### [Exercise requirements]
Retype everything in the listing, leaving each line exactly as it is.

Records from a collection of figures
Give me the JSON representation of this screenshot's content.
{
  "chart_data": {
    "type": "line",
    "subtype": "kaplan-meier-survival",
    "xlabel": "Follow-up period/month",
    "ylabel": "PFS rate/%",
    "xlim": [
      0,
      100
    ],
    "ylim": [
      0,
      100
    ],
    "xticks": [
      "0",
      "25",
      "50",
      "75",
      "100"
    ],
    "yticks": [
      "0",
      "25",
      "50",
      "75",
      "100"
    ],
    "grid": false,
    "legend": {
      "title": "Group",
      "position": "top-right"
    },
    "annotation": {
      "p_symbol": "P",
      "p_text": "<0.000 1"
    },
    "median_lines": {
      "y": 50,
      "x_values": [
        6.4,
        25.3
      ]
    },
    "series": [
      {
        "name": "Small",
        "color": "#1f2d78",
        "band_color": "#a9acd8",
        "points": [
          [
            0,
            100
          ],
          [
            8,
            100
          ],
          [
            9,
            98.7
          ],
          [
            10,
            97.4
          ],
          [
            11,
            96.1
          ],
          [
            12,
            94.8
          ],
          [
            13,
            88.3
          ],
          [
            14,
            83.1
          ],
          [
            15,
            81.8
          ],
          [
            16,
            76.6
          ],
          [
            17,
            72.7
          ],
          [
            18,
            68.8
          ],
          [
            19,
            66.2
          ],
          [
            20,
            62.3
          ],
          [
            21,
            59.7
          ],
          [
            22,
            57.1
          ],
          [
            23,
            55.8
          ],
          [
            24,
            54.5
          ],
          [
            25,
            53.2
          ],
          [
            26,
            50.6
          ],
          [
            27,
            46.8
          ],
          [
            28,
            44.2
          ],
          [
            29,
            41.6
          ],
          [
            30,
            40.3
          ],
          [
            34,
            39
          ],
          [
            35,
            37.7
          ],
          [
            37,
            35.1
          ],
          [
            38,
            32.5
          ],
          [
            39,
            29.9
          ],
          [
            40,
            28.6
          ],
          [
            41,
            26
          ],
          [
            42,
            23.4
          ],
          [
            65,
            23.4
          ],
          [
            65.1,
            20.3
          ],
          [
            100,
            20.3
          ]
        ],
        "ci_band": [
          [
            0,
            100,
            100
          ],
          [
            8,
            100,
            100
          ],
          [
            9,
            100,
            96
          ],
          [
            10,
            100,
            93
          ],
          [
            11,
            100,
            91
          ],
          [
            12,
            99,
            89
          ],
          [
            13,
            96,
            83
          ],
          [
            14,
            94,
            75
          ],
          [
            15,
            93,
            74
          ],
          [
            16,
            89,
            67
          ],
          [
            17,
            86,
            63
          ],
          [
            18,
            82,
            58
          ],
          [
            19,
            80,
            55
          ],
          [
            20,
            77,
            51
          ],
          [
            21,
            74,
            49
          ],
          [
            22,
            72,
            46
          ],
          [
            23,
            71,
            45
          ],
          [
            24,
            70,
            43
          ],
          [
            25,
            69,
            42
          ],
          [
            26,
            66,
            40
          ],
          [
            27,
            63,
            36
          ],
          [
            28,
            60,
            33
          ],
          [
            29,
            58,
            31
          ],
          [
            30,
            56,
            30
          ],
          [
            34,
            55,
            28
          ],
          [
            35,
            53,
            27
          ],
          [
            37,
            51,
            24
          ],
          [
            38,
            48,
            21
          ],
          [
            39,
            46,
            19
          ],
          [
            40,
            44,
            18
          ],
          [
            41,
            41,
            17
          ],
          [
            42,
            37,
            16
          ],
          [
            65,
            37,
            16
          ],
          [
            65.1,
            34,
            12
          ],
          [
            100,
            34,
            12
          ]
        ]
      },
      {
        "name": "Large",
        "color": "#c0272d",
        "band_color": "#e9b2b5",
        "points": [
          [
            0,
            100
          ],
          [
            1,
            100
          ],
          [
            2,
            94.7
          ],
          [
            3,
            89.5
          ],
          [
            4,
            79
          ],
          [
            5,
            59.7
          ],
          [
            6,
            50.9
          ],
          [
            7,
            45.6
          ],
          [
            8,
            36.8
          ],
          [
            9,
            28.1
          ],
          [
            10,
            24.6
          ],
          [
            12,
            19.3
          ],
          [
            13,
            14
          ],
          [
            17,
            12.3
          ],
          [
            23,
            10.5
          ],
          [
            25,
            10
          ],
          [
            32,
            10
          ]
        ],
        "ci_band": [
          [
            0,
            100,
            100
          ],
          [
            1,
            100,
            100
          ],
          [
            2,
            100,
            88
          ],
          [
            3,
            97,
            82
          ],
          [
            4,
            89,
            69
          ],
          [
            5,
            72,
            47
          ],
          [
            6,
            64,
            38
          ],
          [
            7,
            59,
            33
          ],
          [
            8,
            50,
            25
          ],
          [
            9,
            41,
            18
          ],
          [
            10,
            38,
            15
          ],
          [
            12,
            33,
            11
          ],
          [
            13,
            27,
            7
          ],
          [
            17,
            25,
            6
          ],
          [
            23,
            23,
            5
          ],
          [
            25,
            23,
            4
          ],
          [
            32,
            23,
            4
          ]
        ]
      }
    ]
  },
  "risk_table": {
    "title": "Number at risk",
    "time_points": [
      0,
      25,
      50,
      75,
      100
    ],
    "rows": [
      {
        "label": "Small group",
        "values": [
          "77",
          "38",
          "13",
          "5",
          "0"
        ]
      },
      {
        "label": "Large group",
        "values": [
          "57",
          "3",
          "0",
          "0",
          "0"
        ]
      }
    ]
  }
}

### [Completed exercise]
Give me the JSON representation of this screenshot's content.
{
  "chart_data": {
    "type": "line",
    "subtype": "kaplan-meier-survival",
    "xlabel": "Follow-up period/month",
    "ylabel": "PFS rate/%",
    "xlim": [
      0,
      100
    ],
    "ylim": [
      0,
      100
    ],
    "xticks": [
      "0",
      "25",
      "50",
      "75",
      "100"
    ],
    "yticks": [
      "0",
      "25",
      "50",
      "75",
      "100"
    ],
    "grid": false,
    "legend": {
      "title": "Group",
      "position": "top-right"
    },
    "annotation": {
      "p_symbol": "P",
      "p_text": "<0.000 1"
    },
    "median_lines": {
      "y": 50,
      "x_values": [
        6.4,
        25.3
      ]
    },
    "series": [
      {
        "name": "Small",
        "color": "#1f2d78",
        "band_color": "#a9acd8",
        "points": [
          [
            0,
            100
          ],
          [
            8,
            100
          ],
          [
            9,
            98.7
          ],
          [
            10,
            97.4
          ],
          [
            11,
            96.1
          ],
          [
            12,
            94.8
          ],
          [
            13,
            88.3
          ],
          [
            14,
            83.1
          ],
          [
            15,
            81.8
          ],
          [
            16,
            76.6
          ],
          [
            17,
            72.7
          ],
          [
            18,
            68.8
          ],
          [
            19,
            66.2
          ],
          [
            20,
            62.3
          ],
          [
            21,
            59.7
          ],
          [
            22,
            57.1
          ],
          [
            23,
            55.8
          ],
          [
            24,
            54.5
          ],
          [
            25,
            53.2
          ],
          [
            26,
            50.6
          ],
          [
            27,
            46.8
          ],
          [
            28,
            44.2
          ],
          [
            29,
            41.6
          ],
          [
            30,
            40.3
          ],
          [
            34,
            39
          ],
          [
            35,
            37.7
          ],
          [
            37,
            35.1
          ],
          [
            38,
            32.5
          ],
          [
            39,
            29.9
          ],
          [
            40,
            28.6
          ],
          [
            41,
            26
          ],
          [
            42,
            23.4
          ],
          [
            65,
            23.4
          ],
          [
            65.1,
            20.3
          ],
          [
            100,
            20.3
          ]
        ],
        "ci_band": [
          [
            0,
            100,
            100
          ],
          [
            8,
            100,
            100
          ],
          [
            9,
            100,
            96
          ],
          [
            10,
            100,
            93
          ],
          [
            11,
            100,
            91
          ],
          [
            12,
            99,
            89
          ],
          [
            13,
            96,
            83
          ],
          [
            14,
            94,
            75
          ],
          [
            15,
            93,
            74
          ],
          [
            16,
            89,
            67
          ],
          [
            17,
            86,
            63
          ],
          [
            18,
            82,
            58
          ],
          [
            19,
            80,
            55
          ],
          [
            20,
            77,
            51
          ],
          [
            21,
            74,
            49
          ],
          [
            22,
            72,
            46
          ],
          [
            23,
            71,
            45
          ],
          [
            24,
            70,
            43
          ],
          [
            25,
            69,
            42
          ],
          [
            26,
            66,
            40
          ],
          [
            27,
            63,
            36
          ],
          [
            28,
            60,
            33
          ],
          [
            29,
            58,
            31
          ],
          [
            30,
            56,
            30
          ],
          [
            34,
            55,
            28
          ],
          [
            35,
            53,
            27
          ],
          [
            37,
            51,
            24
          ],
          [
            38,
            48,
            21
          ],
          [
            39,
            46,
            19
          ],
          [
            40,
            44,
            18
          ],
          [
            41,
            41,
            17
          ],
          [
            42,
            37,
            16
          ],
          [
            65,
            37,
            16
          ],
          [
            65.1,
            34,
            12
          ],
          [
            100,
            34,
            12
          ]
        ]
      },
      {
        "name": "Large",
        "color": "#c0272d",
        "band_color": "#e9b2b5",
        "points": [
          [
            0,
            100
          ],
          [
            1,
            100
          ],
          [
            2,
            94.7
          ],
          [
            3,
            89.5
          ],
          [
            4,
            79
          ],
          [
            5,
            59.7
          ],
          [
            6,
            50.9
          ],
          [
            7,
            45.6
          ],
          [
            8,
            36.8
          ],
          [
            9,
            28.1
          ],
          [
            10,
            24.6
          ],
          [
            12,
            19.3
          ],
          [
            13,
            14
          ],
          [
            17,
            12.3
          ],
          [
            23,
            10.5
          ],
          [
            25,
            10
          ],
          [
            32,
            10
          ]
        ],
        "ci_band": [
          [
            0,
            100,
            100
          ],
          [
            1,
            100,
            100
          ],
          [
            2,
            100,
            88
          ],
          [
            3,
            97,
            82
          ],
          [
            4,
            89,
            69
          ],
          [
            5,
            72,
            47
          ],
          [
            6,
            64,
            38
          ],
          [
            7,
            59,
            33
          ],
          [
            8,
            50,
            25
          ],
          [
            9,
            41,
            18
          ],
          [
            10,
            38,
            15
          ],
          [
            12,
            33,
            11
          ],
          [
            13,
            27,
            7
          ],
          [
            17,
            25,
            6
          ],
          [
            23,
            23,
            5
          ],
          [
            25,
            23,
            4
          ],
          [
            32,
            23,
            4
          ]
        ]
      }
    ]
  },
  "risk_table": {
    "title": "Number at risk",
    "time_points": [
      0,
      25,
      50,
      75,
      100
    ],
    "rows": [
      {
        "label": "Small group",
        "values": [
          "77",
          "38",
          "13",
          "5",
          "0"
        ]
      },
      {
        "label": "Large group",
        "values": [
          "57",
          "3",
          "0",
          "0",
          "0"
        ]
      }
    ]
  }
}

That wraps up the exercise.